Your goal → Show each row below that contains the string "management", copying every such row in full.

Bounding box entries
::::::

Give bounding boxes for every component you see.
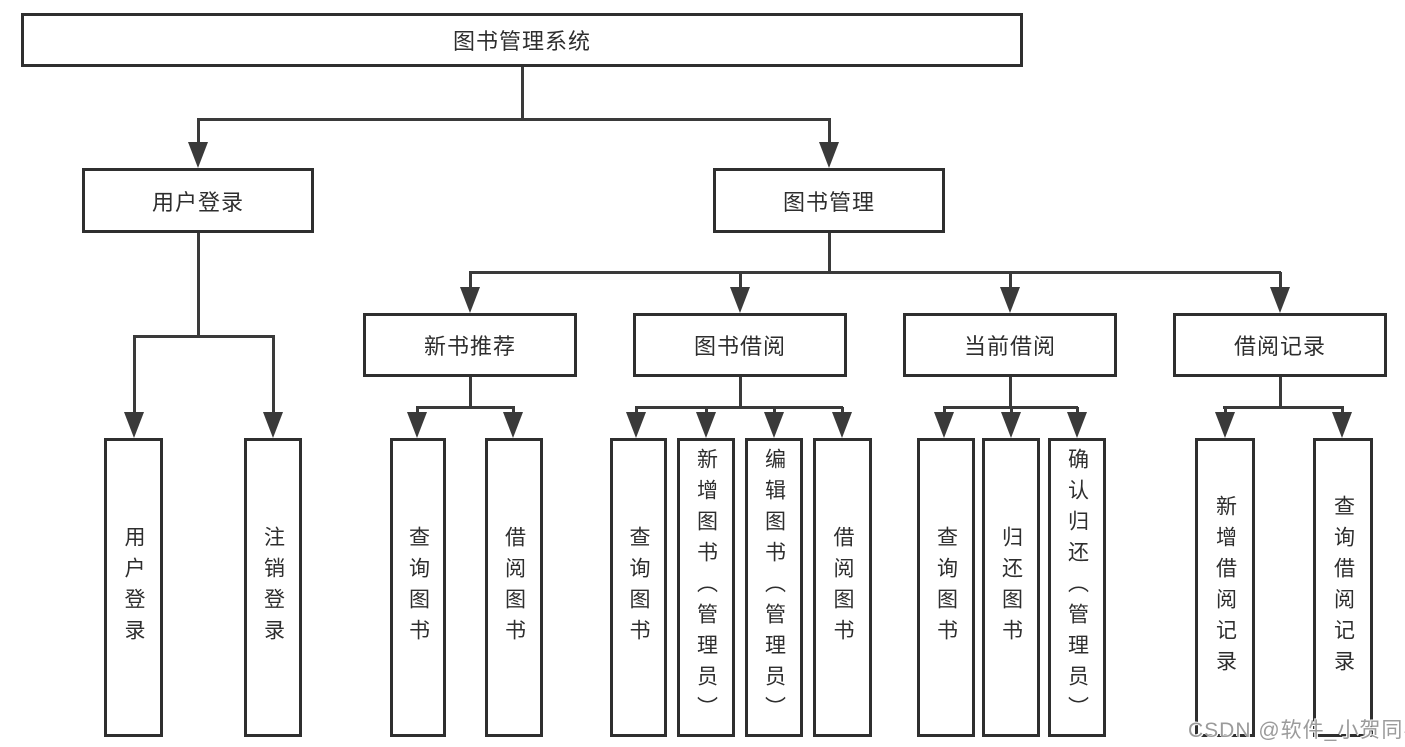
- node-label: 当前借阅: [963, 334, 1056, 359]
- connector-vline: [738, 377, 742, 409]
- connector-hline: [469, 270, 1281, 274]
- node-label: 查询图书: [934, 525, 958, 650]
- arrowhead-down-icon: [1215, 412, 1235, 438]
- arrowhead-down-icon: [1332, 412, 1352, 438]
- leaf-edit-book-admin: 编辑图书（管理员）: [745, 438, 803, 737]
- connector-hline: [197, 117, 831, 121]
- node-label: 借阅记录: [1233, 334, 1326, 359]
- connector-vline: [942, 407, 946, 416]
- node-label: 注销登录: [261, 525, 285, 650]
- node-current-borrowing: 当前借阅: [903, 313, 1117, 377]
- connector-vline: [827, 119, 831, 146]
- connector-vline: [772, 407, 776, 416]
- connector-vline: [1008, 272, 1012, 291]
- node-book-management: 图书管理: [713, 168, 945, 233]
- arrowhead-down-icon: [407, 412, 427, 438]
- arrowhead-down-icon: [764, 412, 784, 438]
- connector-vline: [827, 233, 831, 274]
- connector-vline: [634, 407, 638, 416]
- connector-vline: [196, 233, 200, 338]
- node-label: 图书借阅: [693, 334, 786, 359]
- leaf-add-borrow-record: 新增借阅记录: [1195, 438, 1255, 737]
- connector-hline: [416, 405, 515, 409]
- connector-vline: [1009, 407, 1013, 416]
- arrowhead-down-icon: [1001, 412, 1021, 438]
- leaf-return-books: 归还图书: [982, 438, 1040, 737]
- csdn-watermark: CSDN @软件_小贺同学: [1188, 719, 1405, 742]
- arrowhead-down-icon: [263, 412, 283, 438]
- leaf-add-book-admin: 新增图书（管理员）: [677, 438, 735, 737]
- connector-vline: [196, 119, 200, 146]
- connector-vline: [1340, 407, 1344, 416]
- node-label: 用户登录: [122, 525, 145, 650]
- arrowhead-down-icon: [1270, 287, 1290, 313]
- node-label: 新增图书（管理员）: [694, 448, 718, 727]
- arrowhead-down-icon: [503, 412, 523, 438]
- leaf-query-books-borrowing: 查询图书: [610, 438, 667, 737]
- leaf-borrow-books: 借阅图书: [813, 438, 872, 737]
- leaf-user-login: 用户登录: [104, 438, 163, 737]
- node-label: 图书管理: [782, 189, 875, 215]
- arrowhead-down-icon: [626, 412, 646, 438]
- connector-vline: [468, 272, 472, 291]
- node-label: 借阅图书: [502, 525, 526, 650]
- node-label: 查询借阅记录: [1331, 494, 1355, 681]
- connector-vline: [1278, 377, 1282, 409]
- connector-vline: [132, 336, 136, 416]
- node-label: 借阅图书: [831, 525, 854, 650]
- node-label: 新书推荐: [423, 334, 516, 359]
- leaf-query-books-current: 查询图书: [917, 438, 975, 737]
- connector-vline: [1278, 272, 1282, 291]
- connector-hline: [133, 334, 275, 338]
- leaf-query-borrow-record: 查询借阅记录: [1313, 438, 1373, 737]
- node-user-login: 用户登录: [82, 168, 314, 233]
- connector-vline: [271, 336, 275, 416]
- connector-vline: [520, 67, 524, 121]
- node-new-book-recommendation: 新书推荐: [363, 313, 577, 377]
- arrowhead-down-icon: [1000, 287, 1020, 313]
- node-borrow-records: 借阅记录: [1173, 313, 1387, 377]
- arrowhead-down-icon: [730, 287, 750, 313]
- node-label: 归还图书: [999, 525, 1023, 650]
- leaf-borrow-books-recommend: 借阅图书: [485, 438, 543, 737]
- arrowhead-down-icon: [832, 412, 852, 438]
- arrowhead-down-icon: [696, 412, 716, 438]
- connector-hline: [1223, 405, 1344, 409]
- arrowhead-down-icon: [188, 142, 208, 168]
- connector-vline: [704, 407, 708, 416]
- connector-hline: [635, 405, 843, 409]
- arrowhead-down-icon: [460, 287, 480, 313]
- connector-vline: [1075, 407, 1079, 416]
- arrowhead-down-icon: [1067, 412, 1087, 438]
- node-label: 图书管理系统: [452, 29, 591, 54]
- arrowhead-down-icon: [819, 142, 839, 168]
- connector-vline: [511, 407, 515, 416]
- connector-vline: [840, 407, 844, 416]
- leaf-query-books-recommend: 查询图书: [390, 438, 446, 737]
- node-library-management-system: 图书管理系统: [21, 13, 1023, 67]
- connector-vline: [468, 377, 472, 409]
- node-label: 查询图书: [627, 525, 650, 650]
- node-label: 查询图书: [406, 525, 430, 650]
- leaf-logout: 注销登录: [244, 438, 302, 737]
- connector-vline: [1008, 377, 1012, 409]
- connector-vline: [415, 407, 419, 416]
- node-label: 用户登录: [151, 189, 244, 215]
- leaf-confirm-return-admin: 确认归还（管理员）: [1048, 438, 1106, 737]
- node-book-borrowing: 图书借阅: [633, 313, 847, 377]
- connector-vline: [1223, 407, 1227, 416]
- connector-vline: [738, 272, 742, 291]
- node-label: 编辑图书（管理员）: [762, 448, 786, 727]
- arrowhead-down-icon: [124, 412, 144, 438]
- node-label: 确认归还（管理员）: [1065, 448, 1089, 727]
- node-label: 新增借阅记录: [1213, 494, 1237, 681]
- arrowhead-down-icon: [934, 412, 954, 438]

::::::

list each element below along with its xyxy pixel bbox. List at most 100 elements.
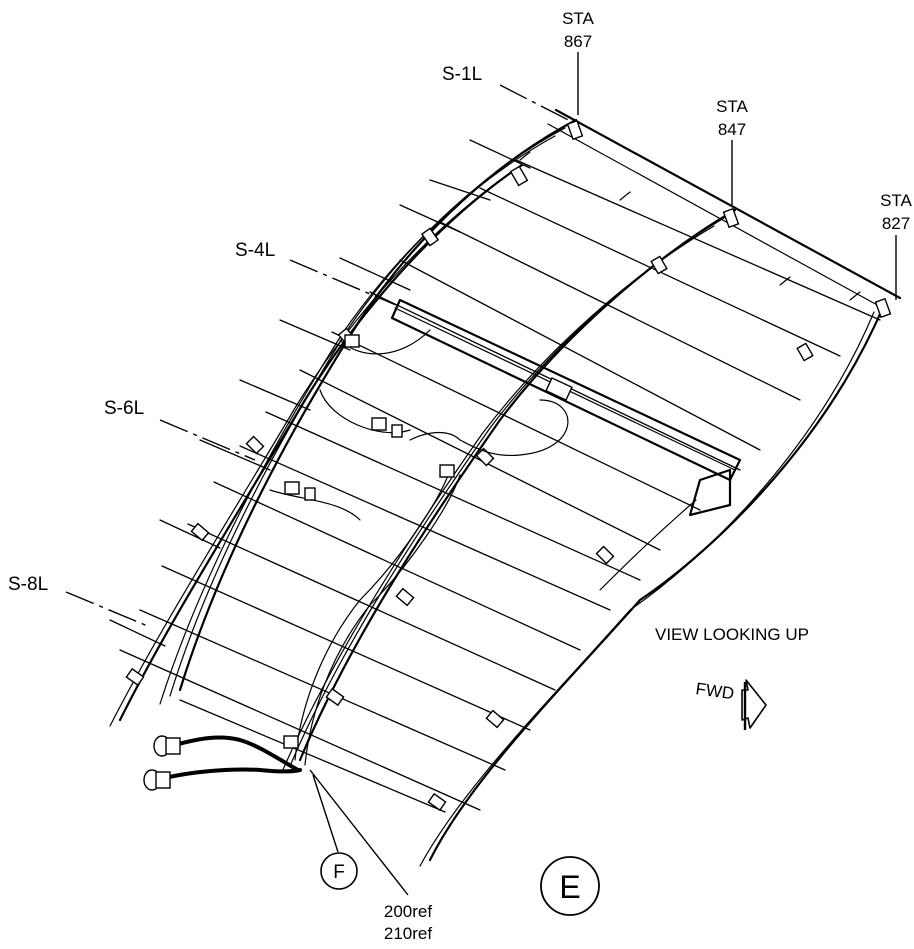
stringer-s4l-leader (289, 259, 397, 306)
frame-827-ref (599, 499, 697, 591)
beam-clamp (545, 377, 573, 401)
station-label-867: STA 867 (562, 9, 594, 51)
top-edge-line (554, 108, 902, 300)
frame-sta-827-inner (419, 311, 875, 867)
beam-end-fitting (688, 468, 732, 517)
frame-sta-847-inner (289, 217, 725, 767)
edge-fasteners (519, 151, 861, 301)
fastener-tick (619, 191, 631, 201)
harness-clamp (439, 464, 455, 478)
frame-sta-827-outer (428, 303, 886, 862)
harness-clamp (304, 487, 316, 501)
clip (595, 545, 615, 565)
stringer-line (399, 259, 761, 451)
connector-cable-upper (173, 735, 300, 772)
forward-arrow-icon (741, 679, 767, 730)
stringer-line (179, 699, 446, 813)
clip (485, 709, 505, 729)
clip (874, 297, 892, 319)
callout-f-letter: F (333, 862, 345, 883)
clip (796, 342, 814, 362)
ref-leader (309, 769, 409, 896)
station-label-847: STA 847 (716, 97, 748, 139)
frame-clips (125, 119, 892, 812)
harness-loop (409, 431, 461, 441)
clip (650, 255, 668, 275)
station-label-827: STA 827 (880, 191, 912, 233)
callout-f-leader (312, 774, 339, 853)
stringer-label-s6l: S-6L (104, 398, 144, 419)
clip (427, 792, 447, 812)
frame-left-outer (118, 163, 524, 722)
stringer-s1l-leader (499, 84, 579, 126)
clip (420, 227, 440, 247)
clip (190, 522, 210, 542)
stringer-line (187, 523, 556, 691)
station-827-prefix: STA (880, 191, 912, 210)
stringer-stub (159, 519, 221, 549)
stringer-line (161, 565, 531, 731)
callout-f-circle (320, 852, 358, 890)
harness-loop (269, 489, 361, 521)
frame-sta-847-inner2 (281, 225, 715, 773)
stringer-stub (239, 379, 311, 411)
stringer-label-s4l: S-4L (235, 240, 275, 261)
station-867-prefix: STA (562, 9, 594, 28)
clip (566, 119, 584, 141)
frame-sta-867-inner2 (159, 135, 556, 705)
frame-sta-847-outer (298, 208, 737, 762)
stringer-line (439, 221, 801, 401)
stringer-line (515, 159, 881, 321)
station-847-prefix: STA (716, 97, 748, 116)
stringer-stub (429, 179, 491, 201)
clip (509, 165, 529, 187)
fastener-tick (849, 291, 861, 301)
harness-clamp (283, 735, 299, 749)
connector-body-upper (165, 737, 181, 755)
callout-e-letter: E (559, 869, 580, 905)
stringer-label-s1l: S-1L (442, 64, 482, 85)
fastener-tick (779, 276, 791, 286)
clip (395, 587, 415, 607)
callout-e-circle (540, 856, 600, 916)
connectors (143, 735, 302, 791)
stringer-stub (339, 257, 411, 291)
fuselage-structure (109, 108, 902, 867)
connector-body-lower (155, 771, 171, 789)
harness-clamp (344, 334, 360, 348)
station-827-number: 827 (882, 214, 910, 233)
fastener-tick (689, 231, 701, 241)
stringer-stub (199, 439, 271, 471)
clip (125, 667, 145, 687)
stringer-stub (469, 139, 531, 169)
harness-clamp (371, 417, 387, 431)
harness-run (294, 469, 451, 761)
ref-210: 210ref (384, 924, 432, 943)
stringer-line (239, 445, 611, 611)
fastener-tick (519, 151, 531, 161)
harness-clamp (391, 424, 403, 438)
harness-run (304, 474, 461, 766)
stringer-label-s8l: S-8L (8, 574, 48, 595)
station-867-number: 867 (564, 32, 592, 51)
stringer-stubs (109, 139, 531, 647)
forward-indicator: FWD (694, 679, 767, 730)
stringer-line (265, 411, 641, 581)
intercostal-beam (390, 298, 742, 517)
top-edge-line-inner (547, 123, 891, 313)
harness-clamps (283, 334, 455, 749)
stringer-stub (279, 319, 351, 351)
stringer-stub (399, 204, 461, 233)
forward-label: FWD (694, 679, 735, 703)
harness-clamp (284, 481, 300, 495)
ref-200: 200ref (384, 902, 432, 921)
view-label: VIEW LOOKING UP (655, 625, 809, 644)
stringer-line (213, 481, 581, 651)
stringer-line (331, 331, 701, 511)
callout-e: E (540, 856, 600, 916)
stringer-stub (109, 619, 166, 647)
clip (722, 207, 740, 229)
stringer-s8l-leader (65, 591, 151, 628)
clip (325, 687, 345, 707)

::::::

Result of this task →
- node-book-management: 图书管理: [713, 168, 945, 233]
- node-library-management-system: 图书管理系统: [21, 13, 1023, 67]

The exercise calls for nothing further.